═════ Provided entries

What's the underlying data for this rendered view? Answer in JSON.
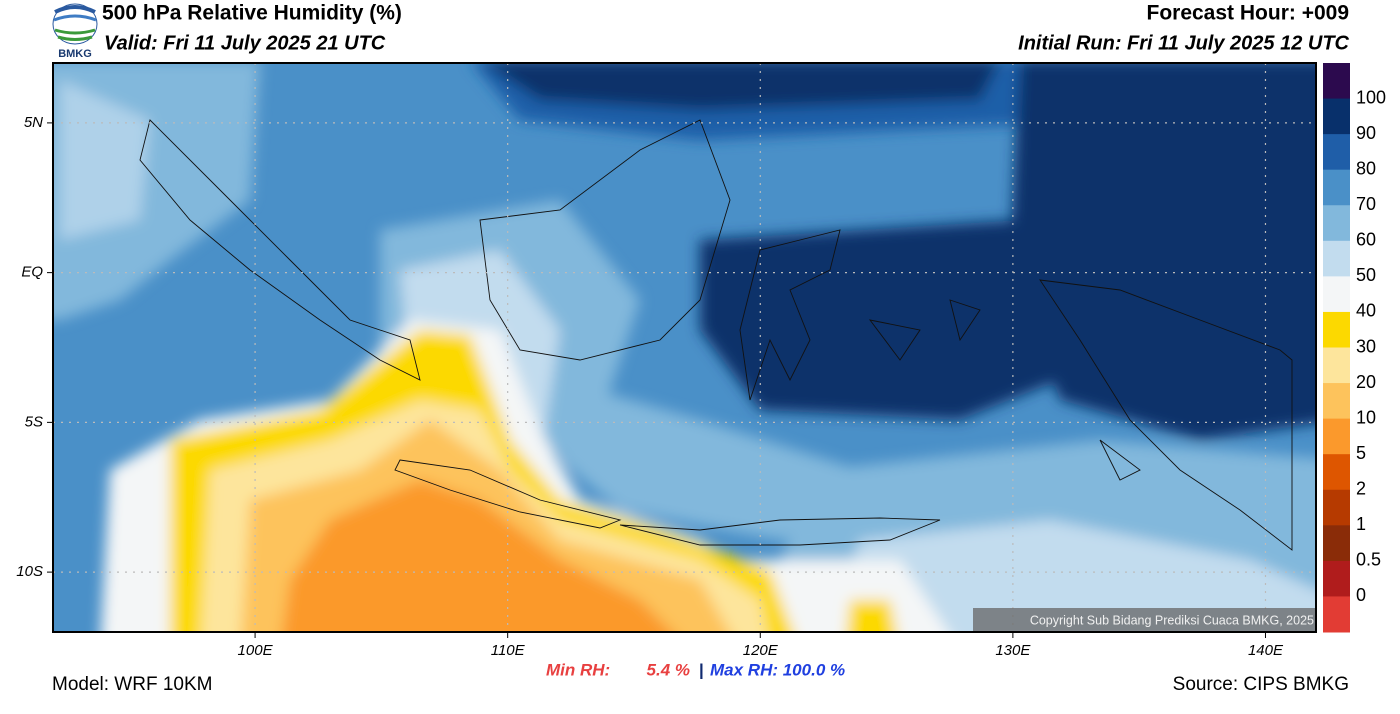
{
  "header": {
    "title": "500 hPa Relative Humidity (%)",
    "valid": "Valid: Fri 11 July 2025 21 UTC",
    "forecast_hour": "Forecast Hour: +009",
    "initial_run": "Initial Run: Fri 11 July 2025 12 UTC",
    "logo": "BMKG"
  },
  "map": {
    "xlim": [
      92,
      142
    ],
    "ylim": [
      -12,
      7
    ],
    "xticks": [
      {
        "value": 100,
        "label": "100E"
      },
      {
        "value": 110,
        "label": "110E"
      },
      {
        "value": 120,
        "label": "120E"
      },
      {
        "value": 130,
        "label": "130E"
      },
      {
        "value": 140,
        "label": "140E"
      }
    ],
    "yticks": [
      {
        "value": 5,
        "label": "5N"
      },
      {
        "value": 0,
        "label": "EQ"
      },
      {
        "value": -5,
        "label": "5S"
      },
      {
        "value": -10,
        "label": "10S"
      }
    ],
    "grid": true,
    "copyright": "Copyright Sub Bidang Prediksi Cuaca BMKG, 2025"
  },
  "colorbar": {
    "levels": [
      100,
      90,
      80,
      70,
      60,
      50,
      40,
      30,
      20,
      10,
      5,
      2,
      1,
      0.5,
      0
    ],
    "colors": [
      "#2c0a4e",
      "#08306b",
      "#1f5ea8",
      "#4a90c8",
      "#82b8dc",
      "#c2dcee",
      "#f4f6f7",
      "#fcd900",
      "#fde59c",
      "#fdc35c",
      "#fb992c",
      "#de5600",
      "#b63a00",
      "#8a2c08",
      "#b01c1c",
      "#e23c34"
    ]
  },
  "stats": {
    "min_label": "Min RH:",
    "min_value": "5.4 %",
    "separator": "|",
    "max": "Max RH: 100.0 %"
  },
  "footer": {
    "model": "Model: WRF 10KM",
    "source": "Source: CIPS BMKG"
  }
}
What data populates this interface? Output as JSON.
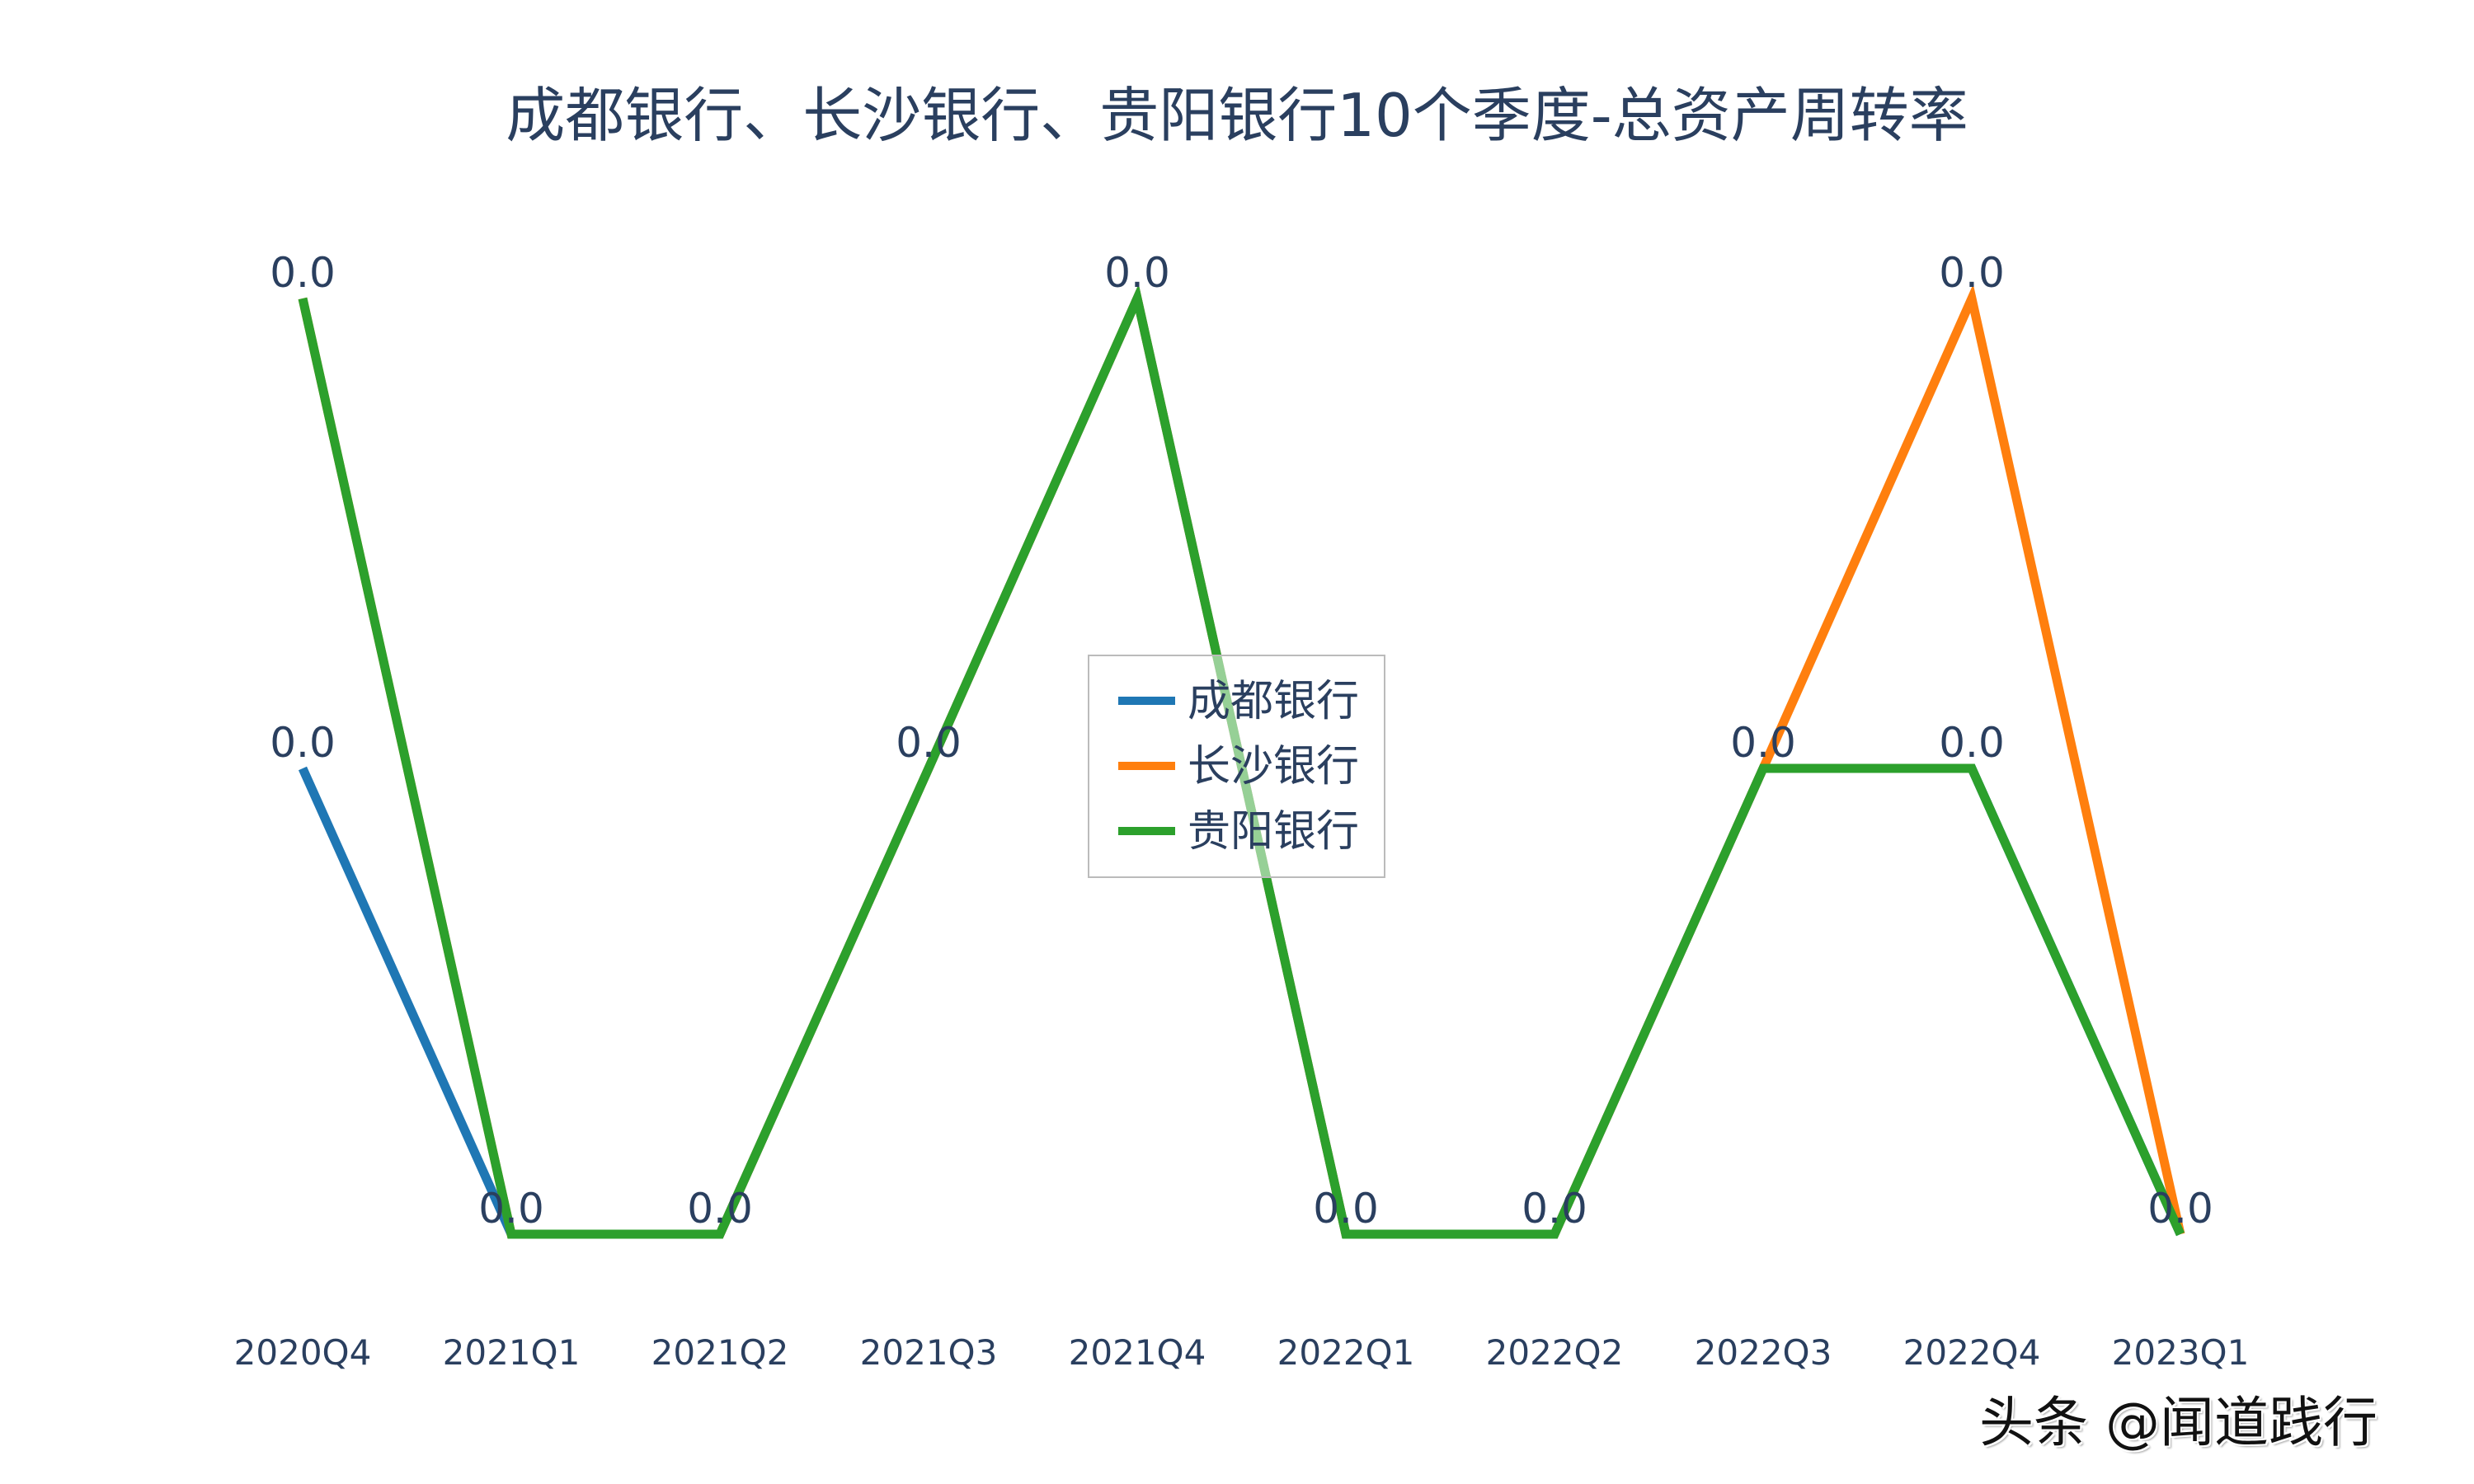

══════════

Direction: Copy each line of the entries that includes the word "What".

Result of this task:
What's the underlying data for this rendered view? Answer in JSON.
What data populates this interface? Output as JSON.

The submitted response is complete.